SELECTED TEXT ->

Ash is the Purest White, part of the Vancouver International Film Festival's Dragons & Tigers series

Director Jia Jia Zhang-ke’s Ash is the Purest White took Cannes by storm this year, a fierce, gripping, heartbreaking and at times loopy tale of Qiao (Zhao Tao) who in defending her mobster boyfriend Bin fires a gun to protect him, resulting in a five year sentence in prison for her act of loyalty.
Out of prison and up for adventure, in the film’s most stunning visual sequence, Qiao takes a ferry ride down the Yangtze River and, after a little misfortune, finds Bin shacked up in a shabby motel. Bin has seemingly lost his pride. “Was I ever that important?” he asks. “Well, if not you, then what is?!” Qiao responds with all the quiet force of a knee to the stomach.

A gripping parable about the vanity of human wishes, and an impassioned portrait of national malaise, in the end Jia Zhang-ke’s latest emerges as a glorious drama about how one woman’s journey from self-sacrificial moll to avenging criminal echoes her country’s wanton embrace of capitalism.

And let us not forget the master of Asian cinema, Zhang Yimou (Ju Dou), who this year brings Shadow, as rousing and beautifully rendered a film as you’ll see at VIFF this year, and a stunning epic re-imagining of the Wuxia third century Three Kingdoms period in Chinese history.

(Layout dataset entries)
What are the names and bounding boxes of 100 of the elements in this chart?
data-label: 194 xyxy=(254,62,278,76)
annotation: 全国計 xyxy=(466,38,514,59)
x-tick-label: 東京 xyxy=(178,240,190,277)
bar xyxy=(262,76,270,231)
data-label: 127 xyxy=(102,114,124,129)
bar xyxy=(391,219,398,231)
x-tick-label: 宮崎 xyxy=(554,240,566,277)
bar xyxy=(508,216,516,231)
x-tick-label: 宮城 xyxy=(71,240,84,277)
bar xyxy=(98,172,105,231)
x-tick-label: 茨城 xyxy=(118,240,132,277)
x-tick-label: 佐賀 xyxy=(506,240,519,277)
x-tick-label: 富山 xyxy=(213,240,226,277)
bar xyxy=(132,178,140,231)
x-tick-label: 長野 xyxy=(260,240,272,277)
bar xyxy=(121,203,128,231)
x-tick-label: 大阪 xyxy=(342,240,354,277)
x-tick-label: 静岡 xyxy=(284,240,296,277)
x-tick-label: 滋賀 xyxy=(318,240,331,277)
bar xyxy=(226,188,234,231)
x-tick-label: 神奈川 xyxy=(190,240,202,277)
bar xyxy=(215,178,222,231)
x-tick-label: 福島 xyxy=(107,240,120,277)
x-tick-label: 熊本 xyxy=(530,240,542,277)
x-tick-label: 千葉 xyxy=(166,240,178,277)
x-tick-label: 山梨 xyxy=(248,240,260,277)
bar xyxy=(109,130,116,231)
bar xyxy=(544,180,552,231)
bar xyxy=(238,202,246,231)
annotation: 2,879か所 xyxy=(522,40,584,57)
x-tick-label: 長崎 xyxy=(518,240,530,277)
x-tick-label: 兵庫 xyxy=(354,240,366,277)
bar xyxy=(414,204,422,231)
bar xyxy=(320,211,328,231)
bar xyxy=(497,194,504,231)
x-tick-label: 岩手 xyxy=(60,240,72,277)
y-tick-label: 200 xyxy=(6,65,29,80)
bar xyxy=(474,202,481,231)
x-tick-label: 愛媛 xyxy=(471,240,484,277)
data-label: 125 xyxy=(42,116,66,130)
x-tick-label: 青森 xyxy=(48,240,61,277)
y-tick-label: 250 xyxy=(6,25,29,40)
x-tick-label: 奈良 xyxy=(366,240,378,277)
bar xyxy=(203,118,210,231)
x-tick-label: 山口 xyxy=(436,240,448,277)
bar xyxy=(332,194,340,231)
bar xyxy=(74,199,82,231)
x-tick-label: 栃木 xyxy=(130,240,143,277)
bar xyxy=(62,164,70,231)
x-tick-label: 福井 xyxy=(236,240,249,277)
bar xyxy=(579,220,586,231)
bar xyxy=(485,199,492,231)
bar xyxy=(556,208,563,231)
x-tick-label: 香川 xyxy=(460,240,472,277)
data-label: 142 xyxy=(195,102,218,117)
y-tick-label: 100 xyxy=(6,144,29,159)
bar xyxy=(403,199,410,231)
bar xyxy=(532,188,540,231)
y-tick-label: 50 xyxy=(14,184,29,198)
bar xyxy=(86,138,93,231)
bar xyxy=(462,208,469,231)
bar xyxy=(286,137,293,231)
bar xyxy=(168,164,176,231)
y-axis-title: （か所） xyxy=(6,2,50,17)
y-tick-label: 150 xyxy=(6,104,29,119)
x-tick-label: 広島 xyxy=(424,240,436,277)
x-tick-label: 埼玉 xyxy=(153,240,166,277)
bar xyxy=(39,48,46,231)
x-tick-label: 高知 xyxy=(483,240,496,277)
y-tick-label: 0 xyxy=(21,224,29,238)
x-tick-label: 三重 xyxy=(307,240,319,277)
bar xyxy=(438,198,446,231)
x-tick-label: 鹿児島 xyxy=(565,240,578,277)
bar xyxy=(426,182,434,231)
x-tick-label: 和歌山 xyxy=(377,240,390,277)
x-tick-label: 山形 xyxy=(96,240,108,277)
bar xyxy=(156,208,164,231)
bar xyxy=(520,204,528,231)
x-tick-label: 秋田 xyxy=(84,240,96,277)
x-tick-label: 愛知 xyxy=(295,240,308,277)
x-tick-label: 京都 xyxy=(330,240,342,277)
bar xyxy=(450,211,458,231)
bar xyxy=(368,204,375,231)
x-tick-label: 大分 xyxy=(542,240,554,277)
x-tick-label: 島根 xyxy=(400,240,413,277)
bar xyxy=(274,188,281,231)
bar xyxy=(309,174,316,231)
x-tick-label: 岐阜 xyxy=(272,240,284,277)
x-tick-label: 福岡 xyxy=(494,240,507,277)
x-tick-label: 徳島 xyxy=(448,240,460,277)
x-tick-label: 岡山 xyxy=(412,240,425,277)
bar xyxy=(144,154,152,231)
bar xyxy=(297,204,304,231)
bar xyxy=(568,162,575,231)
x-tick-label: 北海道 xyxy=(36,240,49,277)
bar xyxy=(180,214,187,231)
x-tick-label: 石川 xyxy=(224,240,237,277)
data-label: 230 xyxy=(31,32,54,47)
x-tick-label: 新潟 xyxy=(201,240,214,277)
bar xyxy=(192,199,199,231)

TASKS TO COMPLETE ->
A. In the film review, how long is the prison sentence Qiao receives?
B. Please explain, using the film review, why Qiao ends up in prison.

TASK RESULTS ->
A. Five years.

B. Qiao fires a gun to protect her mobster boyfriend, Bin. That act of loyalty results in a five-year prison sentence for her.